Dataset entries
--------------------
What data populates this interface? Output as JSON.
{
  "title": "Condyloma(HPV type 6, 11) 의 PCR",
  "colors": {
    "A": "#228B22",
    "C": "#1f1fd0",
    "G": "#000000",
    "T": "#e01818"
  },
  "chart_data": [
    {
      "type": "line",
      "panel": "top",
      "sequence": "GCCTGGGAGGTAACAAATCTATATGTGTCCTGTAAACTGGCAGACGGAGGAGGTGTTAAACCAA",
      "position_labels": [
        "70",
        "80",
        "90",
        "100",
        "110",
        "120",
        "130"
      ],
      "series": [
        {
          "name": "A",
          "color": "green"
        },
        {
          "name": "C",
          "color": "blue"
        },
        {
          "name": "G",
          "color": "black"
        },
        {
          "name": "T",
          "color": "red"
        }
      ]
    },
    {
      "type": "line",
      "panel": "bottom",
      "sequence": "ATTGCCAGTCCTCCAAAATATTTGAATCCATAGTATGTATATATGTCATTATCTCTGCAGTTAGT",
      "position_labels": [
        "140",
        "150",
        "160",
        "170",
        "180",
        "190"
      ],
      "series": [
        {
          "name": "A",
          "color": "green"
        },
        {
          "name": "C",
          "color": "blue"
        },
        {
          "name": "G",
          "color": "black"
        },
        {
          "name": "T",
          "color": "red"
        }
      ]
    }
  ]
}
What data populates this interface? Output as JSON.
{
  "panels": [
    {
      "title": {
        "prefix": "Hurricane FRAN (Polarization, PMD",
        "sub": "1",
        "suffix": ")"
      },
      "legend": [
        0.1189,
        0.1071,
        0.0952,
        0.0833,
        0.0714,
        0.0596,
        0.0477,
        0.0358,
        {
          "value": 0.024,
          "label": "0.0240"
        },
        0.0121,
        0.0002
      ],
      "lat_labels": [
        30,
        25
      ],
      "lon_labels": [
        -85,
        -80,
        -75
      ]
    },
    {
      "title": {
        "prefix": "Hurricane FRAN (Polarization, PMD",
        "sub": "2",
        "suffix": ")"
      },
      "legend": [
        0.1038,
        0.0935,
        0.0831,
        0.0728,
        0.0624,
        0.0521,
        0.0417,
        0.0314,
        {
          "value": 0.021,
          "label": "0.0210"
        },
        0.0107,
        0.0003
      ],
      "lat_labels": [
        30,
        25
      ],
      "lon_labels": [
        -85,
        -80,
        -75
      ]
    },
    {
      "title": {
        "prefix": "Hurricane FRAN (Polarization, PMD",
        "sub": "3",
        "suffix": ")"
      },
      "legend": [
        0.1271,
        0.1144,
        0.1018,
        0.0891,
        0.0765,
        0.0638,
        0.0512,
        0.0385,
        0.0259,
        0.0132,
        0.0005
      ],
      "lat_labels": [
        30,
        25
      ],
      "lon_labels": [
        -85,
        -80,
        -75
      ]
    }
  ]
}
--------------------
◆ Task statement: Copy each entry exactly, with nothing added or dropped.

◆ Expected answer:
What data populates this interface? Output as JSON.
{
  "title": "Condyloma(HPV type 6, 11) 의 PCR",
  "colors": {
    "A": "#228B22",
    "C": "#1f1fd0",
    "G": "#000000",
    "T": "#e01818"
  },
  "chart_data": [
    {
      "type": "line",
      "panel": "top",
      "sequence": "GCCTGGGAGGTAACAAATCTATATGTGTCCTGTAAACTGGCAGACGGAGGAGGTGTTAAACCAA",
      "position_labels": [
        "70",
        "80",
        "90",
        "100",
        "110",
        "120",
        "130"
      ],
      "series": [
        {
          "name": "A",
          "color": "green"
        },
        {
          "name": "C",
          "color": "blue"
        },
        {
          "name": "G",
          "color": "black"
        },
        {
          "name": "T",
          "color": "red"
        }
      ]
    },
    {
      "type": "line",
      "panel": "bottom",
      "sequence": "ATTGCCAGTCCTCCAAAATATTTGAATCCATAGTATGTATATATGTCATTATCTCTGCAGTTAGT",
      "position_labels": [
        "140",
        "150",
        "160",
        "170",
        "180",
        "190"
      ],
      "series": [
        {
          "name": "A",
          "color": "green"
        },
        {
          "name": "C",
          "color": "blue"
        },
        {
          "name": "G",
          "color": "black"
        },
        {
          "name": "T",
          "color": "red"
        }
      ]
    }
  ]
}
What data populates this interface? Output as JSON.
{
  "panels": [
    {
      "title": {
        "prefix": "Hurricane FRAN (Polarization, PMD",
        "sub": "1",
        "suffix": ")"
      },
      "legend": [
        0.1189,
        0.1071,
        0.0952,
        0.0833,
        0.0714,
        0.0596,
        0.0477,
        0.0358,
        {
          "value": 0.024,
          "label": "0.0240"
        },
        0.0121,
        0.0002
      ],
      "lat_labels": [
        30,
        25
      ],
      "lon_labels": [
        -85,
        -80,
        -75
      ]
    },
    {
      "title": {
        "prefix": "Hurricane FRAN (Polarization, PMD",
        "sub": "2",
        "suffix": ")"
      },
      "legend": [
        0.1038,
        0.0935,
        0.0831,
        0.0728,
        0.0624,
        0.0521,
        0.0417,
        0.0314,
        {
          "value": 0.021,
          "label": "0.0210"
        },
        0.0107,
        0.0003
      ],
      "lat_labels": [
        30,
        25
      ],
      "lon_labels": [
        -85,
        -80,
        -75
      ]
    },
    {
      "title": {
        "prefix": "Hurricane FRAN (Polarization, PMD",
        "sub": "3",
        "suffix": ")"
      },
      "legend": [
        0.1271,
        0.1144,
        0.1018,
        0.0891,
        0.0765,
        0.0638,
        0.0512,
        0.0385,
        0.0259,
        0.0132,
        0.0005
      ],
      "lat_labels": [
        30,
        25
      ],
      "lon_labels": [
        -85,
        -80,
        -75
      ]
    }
  ]
}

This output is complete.